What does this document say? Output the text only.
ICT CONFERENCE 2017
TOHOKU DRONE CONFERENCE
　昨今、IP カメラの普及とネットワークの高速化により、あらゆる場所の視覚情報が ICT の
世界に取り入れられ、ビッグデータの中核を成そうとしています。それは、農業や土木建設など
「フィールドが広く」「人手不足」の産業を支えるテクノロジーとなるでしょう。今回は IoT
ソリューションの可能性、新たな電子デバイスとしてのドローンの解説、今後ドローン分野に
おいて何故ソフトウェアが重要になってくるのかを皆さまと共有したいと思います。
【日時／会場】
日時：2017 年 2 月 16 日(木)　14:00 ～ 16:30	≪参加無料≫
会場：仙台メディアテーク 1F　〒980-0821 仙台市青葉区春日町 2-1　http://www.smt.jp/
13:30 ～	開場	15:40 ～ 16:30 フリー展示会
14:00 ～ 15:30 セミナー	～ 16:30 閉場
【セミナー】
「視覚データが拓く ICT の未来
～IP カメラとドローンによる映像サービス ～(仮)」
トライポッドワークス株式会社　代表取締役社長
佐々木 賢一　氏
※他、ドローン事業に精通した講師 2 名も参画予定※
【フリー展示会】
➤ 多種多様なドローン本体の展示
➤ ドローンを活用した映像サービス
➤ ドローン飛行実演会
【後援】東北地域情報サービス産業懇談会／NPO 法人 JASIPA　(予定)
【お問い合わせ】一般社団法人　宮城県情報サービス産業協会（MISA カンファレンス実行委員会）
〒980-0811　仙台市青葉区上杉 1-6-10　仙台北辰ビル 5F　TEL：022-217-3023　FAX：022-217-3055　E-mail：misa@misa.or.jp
+===+
* _Requirements_
Retype all the material above precisely, with no line left out.

* _Expected answer_
What does this document say? Output the text only.
ICT CONFERENCE 2017
TOHOKU DRONE CONFERENCE
　昨今、IP カメラの普及とネットワークの高速化により、あらゆる場所の視覚情報が ICT の
世界に取り入れられ、ビッグデータの中核を成そうとしています。それは、農業や土木建設など
「フィールドが広く」「人手不足」の産業を支えるテクノロジーとなるでしょう。今回は IoT
ソリューションの可能性、新たな電子デバイスとしてのドローンの解説、今後ドローン分野に
おいて何故ソフトウェアが重要になってくるのかを皆さまと共有したいと思います。
【日時／会場】
日時：2017 年 2 月 16 日(木)　14:00 ～ 16:30	≪参加無料≫
会場：仙台メディアテーク 1F　〒980-0821 仙台市青葉区春日町 2-1　http://www.smt.jp/
13:30 ～	開場	15:40 ～ 16:30 フリー展示会
14:00 ～ 15:30 セミナー	～ 16:30 閉場
【セミナー】
「視覚データが拓く ICT の未来
～IP カメラとドローンによる映像サービス ～(仮)」
トライポッドワークス株式会社　代表取締役社長
佐々木 賢一　氏
※他、ドローン事業に精通した講師 2 名も参画予定※
【フリー展示会】
➤ 多種多様なドローン本体の展示
➤ ドローンを活用した映像サービス
➤ ドローン飛行実演会
【後援】東北地域情報サービス産業懇談会／NPO 法人 JASIPA　(予定)
【お問い合わせ】一般社団法人　宮城県情報サービス産業協会（MISA カンファレンス実行委員会）
〒980-0811　仙台市青葉区上杉 1-6-10　仙台北辰ビル 5F　TEL：022-217-3023　FAX：022-217-3055　E-mail：misa@misa.or.jp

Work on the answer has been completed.